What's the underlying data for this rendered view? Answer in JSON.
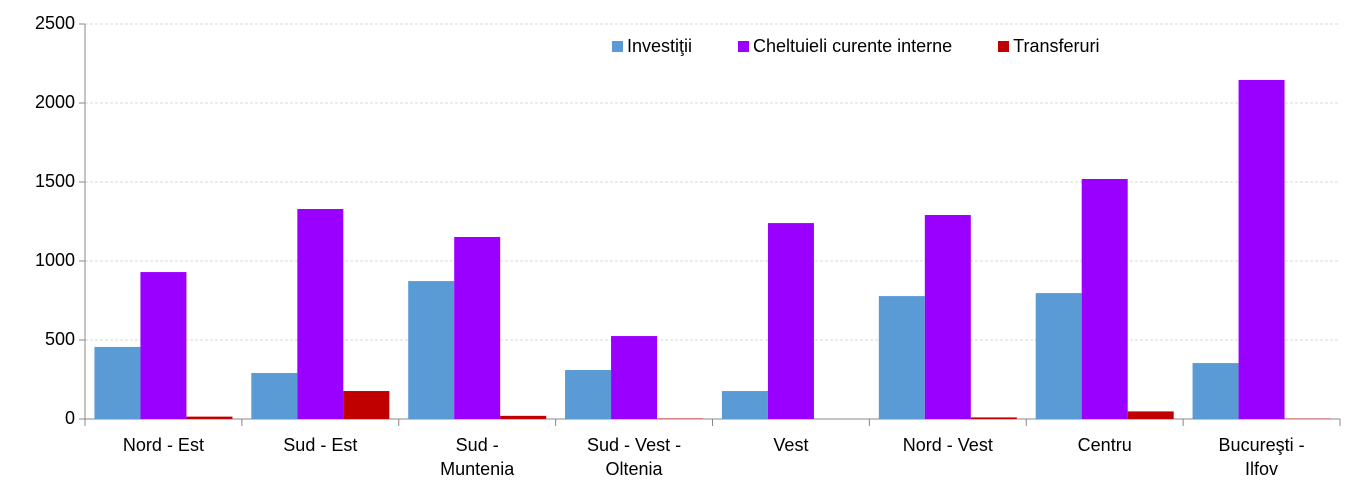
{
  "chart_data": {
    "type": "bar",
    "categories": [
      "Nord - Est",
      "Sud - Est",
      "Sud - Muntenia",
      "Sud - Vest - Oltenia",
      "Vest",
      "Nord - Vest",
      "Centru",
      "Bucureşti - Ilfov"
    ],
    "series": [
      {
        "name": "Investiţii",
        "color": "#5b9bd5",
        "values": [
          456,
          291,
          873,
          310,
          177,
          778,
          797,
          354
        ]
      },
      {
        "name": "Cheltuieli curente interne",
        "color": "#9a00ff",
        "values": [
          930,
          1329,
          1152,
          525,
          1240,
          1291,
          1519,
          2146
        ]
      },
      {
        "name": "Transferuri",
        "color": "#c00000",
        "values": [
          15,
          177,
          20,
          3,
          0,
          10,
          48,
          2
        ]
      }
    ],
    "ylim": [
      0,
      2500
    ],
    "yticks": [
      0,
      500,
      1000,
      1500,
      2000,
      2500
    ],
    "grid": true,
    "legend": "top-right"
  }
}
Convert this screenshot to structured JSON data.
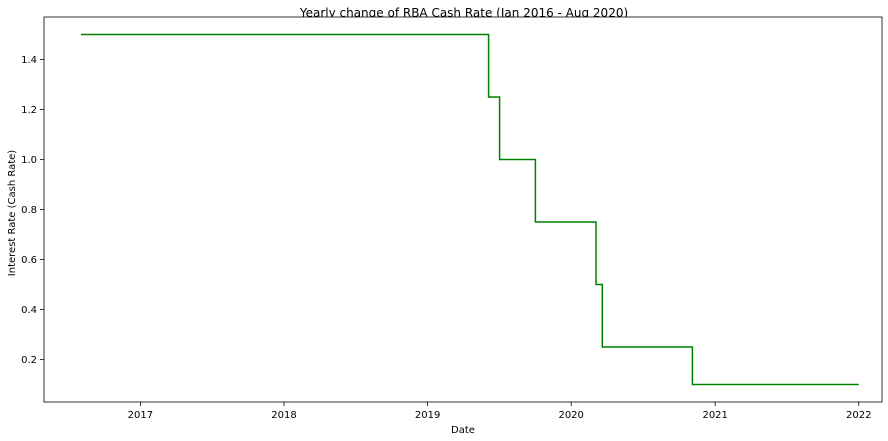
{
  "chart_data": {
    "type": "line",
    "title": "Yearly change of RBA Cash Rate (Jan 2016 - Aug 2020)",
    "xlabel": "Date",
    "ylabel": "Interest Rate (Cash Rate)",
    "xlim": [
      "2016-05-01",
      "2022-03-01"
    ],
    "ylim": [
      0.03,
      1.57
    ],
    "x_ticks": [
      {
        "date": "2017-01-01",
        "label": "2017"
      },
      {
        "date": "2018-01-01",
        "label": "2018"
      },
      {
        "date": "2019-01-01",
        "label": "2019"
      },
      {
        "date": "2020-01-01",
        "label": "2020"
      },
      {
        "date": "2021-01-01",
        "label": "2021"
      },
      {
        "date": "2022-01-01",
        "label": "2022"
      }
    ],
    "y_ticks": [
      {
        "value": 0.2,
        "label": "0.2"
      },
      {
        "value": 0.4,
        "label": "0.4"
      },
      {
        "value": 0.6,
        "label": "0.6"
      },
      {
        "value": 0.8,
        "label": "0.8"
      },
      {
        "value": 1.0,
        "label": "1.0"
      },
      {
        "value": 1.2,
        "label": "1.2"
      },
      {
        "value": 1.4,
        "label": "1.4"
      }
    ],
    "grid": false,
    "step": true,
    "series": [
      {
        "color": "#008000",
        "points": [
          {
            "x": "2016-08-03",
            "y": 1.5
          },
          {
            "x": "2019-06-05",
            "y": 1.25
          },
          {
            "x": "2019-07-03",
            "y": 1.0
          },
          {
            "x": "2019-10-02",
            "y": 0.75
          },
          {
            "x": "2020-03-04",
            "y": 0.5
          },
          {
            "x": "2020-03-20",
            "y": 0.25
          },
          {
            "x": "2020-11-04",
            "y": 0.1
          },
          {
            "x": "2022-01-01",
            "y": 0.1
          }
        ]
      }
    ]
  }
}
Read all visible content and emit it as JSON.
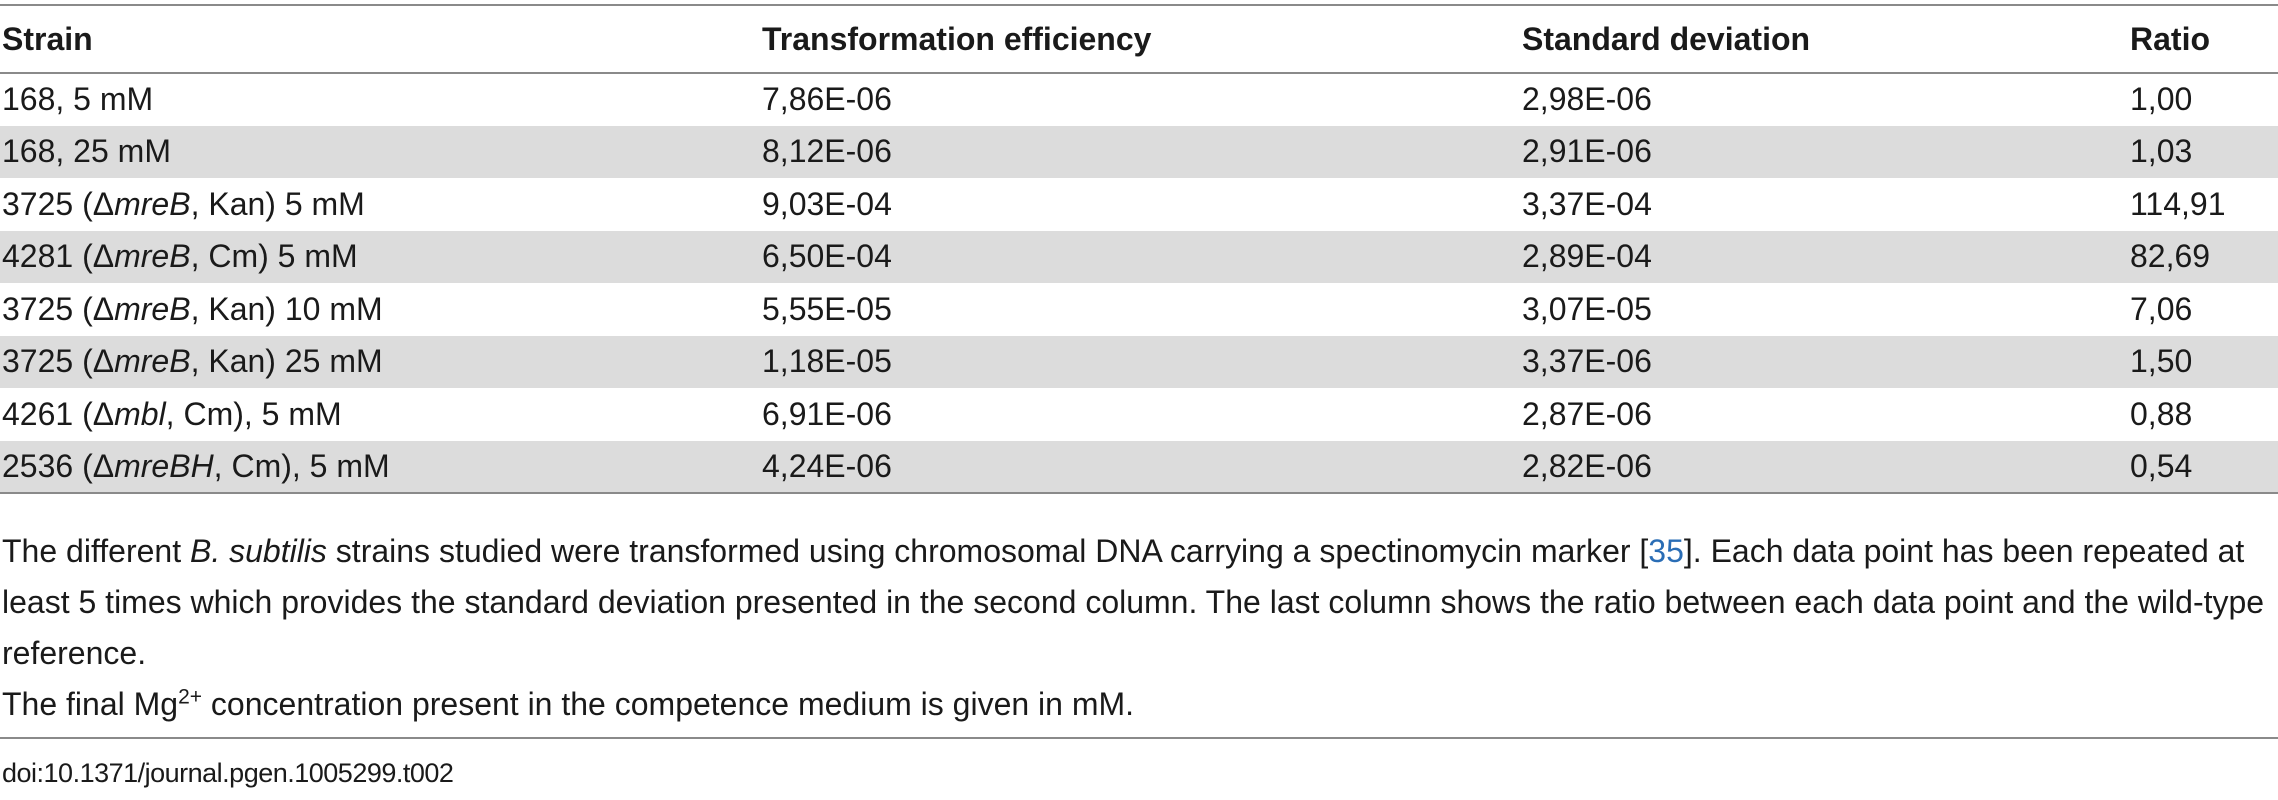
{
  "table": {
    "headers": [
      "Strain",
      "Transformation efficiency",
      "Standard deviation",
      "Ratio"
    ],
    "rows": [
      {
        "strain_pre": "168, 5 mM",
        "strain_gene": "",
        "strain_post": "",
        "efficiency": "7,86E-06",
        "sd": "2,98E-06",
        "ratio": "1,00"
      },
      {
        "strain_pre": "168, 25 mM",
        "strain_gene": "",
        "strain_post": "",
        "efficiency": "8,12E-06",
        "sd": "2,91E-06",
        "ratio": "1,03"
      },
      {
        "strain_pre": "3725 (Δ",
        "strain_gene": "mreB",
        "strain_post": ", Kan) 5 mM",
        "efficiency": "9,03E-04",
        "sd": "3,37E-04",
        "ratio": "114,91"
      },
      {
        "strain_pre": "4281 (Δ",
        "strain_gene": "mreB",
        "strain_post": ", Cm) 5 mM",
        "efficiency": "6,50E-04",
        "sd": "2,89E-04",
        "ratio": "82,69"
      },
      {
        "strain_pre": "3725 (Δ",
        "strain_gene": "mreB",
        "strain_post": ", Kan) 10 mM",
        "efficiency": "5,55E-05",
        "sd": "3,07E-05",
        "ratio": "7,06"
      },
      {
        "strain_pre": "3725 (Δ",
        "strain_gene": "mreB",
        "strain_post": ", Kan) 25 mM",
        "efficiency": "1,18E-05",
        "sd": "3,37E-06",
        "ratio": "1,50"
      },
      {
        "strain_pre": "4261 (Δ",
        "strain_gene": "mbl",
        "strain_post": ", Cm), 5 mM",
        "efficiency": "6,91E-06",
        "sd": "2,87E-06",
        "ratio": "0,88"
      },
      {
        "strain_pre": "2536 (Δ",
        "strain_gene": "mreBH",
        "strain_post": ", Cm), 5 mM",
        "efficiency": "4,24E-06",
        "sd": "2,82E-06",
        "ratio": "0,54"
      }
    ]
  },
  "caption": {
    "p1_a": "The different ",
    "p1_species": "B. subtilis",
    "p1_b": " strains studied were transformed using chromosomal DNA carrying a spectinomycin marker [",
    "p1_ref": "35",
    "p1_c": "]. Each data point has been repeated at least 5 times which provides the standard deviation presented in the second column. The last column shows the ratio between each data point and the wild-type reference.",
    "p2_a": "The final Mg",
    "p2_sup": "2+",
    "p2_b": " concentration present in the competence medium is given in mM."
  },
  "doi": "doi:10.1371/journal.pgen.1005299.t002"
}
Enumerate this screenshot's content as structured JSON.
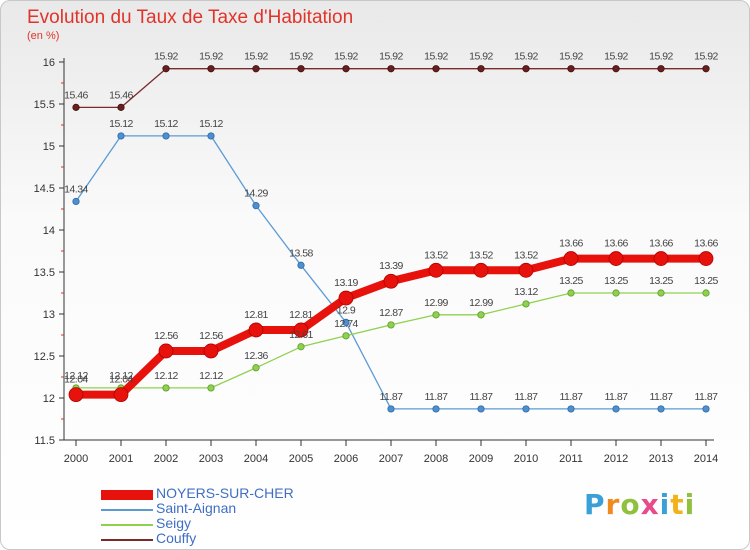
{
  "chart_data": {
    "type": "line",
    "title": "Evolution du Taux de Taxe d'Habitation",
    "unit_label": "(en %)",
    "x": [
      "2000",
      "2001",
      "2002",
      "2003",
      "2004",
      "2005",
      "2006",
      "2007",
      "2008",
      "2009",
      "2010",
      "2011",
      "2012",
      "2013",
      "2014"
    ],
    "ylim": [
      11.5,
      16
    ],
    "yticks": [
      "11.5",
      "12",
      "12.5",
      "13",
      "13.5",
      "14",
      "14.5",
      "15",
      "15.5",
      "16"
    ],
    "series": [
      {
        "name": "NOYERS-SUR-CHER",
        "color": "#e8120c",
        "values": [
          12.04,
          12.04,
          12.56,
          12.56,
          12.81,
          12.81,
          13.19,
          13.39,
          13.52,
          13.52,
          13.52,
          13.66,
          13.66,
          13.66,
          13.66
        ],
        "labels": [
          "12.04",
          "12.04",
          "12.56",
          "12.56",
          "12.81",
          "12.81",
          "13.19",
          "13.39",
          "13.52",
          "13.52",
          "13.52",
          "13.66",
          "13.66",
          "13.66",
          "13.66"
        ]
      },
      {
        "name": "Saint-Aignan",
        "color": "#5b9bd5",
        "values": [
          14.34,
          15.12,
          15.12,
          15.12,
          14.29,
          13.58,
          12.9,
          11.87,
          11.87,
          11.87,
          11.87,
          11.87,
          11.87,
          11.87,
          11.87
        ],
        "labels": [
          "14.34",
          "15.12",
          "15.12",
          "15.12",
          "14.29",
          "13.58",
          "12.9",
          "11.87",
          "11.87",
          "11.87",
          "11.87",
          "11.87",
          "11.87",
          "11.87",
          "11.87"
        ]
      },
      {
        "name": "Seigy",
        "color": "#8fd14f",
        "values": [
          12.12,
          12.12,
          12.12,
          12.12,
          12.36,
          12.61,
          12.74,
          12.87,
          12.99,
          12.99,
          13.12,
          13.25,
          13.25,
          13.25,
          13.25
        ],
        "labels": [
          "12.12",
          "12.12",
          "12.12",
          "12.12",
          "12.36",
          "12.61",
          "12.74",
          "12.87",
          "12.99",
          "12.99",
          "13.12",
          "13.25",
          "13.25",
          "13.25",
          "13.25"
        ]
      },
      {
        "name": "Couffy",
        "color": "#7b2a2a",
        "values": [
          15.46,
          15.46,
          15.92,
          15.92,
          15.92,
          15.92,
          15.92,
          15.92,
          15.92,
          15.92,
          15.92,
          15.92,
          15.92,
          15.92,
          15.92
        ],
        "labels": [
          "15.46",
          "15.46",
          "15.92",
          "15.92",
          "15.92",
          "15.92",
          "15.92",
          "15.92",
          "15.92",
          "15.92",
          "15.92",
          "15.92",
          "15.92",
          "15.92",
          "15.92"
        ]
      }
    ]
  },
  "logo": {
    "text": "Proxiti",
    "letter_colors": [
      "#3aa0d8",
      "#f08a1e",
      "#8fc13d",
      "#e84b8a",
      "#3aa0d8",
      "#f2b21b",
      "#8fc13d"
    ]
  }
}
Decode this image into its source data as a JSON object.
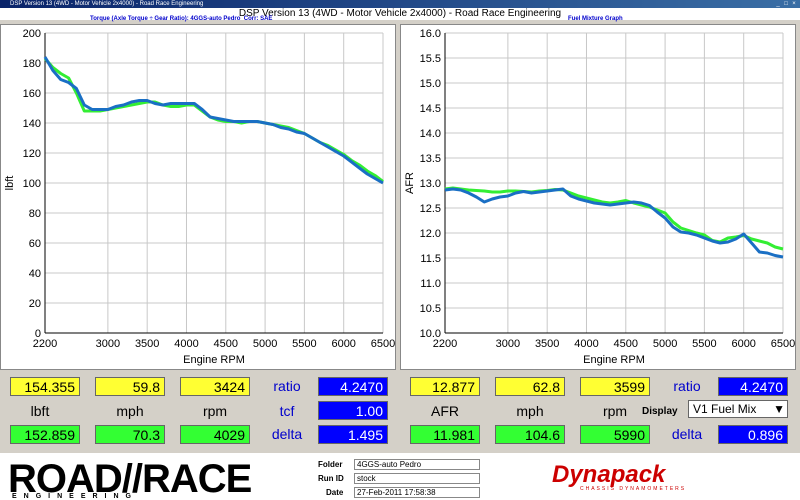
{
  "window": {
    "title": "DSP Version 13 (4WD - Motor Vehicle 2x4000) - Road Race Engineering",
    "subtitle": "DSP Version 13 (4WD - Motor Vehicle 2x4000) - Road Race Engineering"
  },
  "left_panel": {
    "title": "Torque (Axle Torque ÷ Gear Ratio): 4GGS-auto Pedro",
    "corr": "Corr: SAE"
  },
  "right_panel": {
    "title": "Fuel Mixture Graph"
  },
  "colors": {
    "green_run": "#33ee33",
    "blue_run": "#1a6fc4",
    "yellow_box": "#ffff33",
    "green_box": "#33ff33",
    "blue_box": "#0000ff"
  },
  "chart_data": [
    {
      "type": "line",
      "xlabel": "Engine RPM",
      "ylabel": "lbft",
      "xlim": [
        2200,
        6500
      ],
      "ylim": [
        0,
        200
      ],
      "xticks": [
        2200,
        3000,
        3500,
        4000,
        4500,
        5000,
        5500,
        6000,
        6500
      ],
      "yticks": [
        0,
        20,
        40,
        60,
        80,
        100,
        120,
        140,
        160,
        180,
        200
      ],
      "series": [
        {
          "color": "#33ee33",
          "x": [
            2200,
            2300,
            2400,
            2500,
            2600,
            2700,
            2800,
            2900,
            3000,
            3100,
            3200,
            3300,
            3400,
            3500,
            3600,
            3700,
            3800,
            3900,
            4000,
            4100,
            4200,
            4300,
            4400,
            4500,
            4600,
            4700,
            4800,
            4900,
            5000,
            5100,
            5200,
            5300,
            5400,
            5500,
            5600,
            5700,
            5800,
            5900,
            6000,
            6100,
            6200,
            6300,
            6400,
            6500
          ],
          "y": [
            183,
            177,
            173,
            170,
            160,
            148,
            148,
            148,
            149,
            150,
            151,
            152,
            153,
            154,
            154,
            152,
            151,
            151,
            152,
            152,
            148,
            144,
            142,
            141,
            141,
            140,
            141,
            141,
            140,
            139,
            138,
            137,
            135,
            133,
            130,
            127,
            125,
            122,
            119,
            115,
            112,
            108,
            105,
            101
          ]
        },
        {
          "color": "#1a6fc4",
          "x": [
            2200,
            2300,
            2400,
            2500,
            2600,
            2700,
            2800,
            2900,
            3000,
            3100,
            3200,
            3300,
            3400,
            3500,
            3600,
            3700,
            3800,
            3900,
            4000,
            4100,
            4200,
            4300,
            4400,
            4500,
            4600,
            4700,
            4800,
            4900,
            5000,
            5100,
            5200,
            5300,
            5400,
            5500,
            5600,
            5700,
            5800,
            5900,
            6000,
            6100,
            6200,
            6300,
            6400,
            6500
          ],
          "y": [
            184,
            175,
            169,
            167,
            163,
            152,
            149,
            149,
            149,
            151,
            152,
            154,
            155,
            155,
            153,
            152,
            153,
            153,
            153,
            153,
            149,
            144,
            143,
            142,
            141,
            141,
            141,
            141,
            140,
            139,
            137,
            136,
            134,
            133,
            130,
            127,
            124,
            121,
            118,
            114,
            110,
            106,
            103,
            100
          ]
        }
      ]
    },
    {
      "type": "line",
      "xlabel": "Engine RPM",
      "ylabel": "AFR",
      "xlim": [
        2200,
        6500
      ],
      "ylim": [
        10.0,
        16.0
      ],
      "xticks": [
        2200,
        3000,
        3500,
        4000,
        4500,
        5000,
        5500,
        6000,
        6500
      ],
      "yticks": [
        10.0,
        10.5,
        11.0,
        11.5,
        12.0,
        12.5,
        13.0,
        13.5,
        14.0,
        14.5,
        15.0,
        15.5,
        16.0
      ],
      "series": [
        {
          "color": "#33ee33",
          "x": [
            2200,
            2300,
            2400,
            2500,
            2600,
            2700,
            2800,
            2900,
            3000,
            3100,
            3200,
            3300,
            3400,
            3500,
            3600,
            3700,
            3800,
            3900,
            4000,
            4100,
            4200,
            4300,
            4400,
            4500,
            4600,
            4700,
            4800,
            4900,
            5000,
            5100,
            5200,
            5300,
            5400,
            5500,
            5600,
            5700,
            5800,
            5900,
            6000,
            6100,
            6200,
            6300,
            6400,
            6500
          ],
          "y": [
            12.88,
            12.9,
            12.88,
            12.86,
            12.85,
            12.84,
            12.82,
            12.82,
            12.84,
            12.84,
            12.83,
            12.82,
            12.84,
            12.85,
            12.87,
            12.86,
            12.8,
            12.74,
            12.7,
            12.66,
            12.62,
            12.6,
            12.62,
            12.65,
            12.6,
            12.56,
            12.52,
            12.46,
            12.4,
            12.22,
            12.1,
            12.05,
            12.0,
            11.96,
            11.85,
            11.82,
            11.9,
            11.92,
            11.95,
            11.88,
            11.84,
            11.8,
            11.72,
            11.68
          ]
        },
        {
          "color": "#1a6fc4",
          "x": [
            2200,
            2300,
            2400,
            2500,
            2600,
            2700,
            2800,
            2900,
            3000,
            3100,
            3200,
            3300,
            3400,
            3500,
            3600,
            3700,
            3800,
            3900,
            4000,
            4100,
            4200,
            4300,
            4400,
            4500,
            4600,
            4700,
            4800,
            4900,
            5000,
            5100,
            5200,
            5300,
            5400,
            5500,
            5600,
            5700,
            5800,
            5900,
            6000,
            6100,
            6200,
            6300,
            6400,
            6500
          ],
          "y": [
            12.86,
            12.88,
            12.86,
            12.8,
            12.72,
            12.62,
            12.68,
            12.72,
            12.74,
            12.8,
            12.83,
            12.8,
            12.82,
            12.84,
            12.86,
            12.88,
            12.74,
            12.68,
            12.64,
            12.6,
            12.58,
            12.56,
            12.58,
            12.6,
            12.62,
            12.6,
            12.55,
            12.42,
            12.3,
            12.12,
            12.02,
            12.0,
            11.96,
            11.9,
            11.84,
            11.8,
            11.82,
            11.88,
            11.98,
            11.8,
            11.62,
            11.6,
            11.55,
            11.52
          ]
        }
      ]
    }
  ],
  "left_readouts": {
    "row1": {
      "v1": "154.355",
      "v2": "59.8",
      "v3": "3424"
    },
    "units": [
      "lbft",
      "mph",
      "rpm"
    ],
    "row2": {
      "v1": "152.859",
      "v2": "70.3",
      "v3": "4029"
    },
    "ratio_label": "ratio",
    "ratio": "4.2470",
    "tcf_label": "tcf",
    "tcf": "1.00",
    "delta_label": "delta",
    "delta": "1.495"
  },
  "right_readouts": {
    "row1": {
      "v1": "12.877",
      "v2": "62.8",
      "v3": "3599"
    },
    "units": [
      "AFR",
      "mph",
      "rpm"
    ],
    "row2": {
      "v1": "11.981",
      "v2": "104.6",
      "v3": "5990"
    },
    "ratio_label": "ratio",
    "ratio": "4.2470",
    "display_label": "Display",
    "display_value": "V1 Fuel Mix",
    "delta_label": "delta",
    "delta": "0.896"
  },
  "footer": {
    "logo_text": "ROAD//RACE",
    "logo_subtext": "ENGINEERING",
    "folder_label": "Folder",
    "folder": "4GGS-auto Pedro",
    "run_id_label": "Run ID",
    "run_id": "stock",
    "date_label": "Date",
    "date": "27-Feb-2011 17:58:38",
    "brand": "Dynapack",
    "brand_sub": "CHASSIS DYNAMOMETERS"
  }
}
============================================================
**Job:** Gather each line of the records holding the string "Vehicle".

**The completed task:**
    "title": "DSP Version 13 (4WD - Motor Vehicle 2x4000) - Road Race Engineering",
    "subtitle": "DSP Version 13 (4WD - Motor Vehicle 2x4000) - Road Race Engineering"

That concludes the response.